***** GIVEN RECORDS *****

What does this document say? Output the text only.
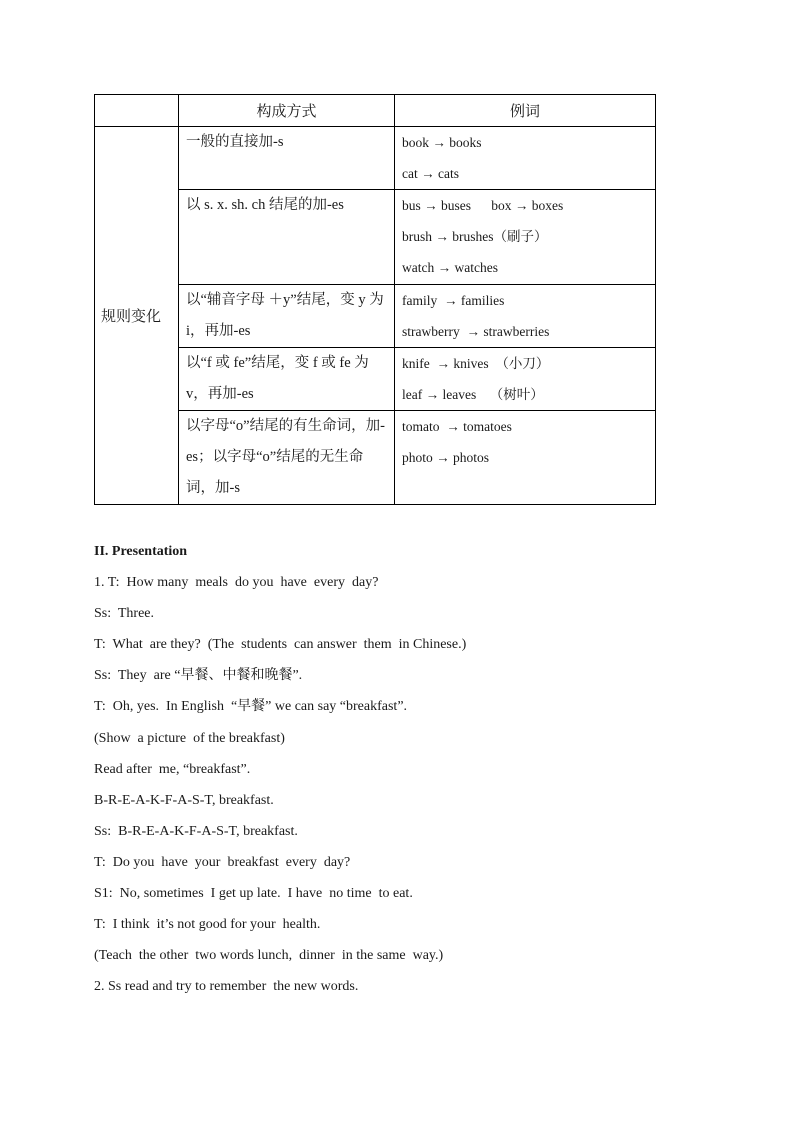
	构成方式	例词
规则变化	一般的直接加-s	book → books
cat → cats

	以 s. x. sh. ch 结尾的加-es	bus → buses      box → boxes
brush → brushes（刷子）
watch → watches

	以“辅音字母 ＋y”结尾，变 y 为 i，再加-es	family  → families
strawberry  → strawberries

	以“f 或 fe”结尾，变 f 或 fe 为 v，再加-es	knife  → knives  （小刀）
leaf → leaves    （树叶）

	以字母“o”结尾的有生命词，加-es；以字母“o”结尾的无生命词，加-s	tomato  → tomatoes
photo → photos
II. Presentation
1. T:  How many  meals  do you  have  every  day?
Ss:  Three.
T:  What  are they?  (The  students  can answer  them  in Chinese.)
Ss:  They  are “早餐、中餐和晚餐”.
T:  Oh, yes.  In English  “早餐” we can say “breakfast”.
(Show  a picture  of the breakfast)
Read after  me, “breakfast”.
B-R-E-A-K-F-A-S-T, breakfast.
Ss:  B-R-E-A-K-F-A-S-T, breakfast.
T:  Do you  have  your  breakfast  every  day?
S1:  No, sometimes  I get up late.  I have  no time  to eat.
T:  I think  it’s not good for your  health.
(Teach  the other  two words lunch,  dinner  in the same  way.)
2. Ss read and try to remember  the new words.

*****

Retype the listing exactly. Pictures do not belong in the copy.

What does this document say? Output the text only.
	构成方式	例词
规则变化	一般的直接加-s	book → books
cat → cats

	以 s. x. sh. ch 结尾的加-es	bus → buses      box → boxes
brush → brushes（刷子）
watch → watches

	以“辅音字母 ＋y”结尾，变 y 为 i，再加-es	family  → families
strawberry  → strawberries

	以“f 或 fe”结尾，变 f 或 fe 为 v，再加-es	knife  → knives  （小刀）
leaf → leaves    （树叶）

	以字母“o”结尾的有生命词，加-es；以字母“o”结尾的无生命词，加-s	tomato  → tomatoes
photo → photos
II. Presentation
1. T:  How many  meals  do you  have  every  day?
Ss:  Three.
T:  What  are they?  (The  students  can answer  them  in Chinese.)
Ss:  They  are “早餐、中餐和晚餐”.
T:  Oh, yes.  In English  “早餐” we can say “breakfast”.
(Show  a picture  of the breakfast)
Read after  me, “breakfast”.
B-R-E-A-K-F-A-S-T, breakfast.
Ss:  B-R-E-A-K-F-A-S-T, breakfast.
T:  Do you  have  your  breakfast  every  day?
S1:  No, sometimes  I get up late.  I have  no time  to eat.
T:  I think  it’s not good for your  health.
(Teach  the other  two words lunch,  dinner  in the same  way.)
2. Ss read and try to remember  the new words.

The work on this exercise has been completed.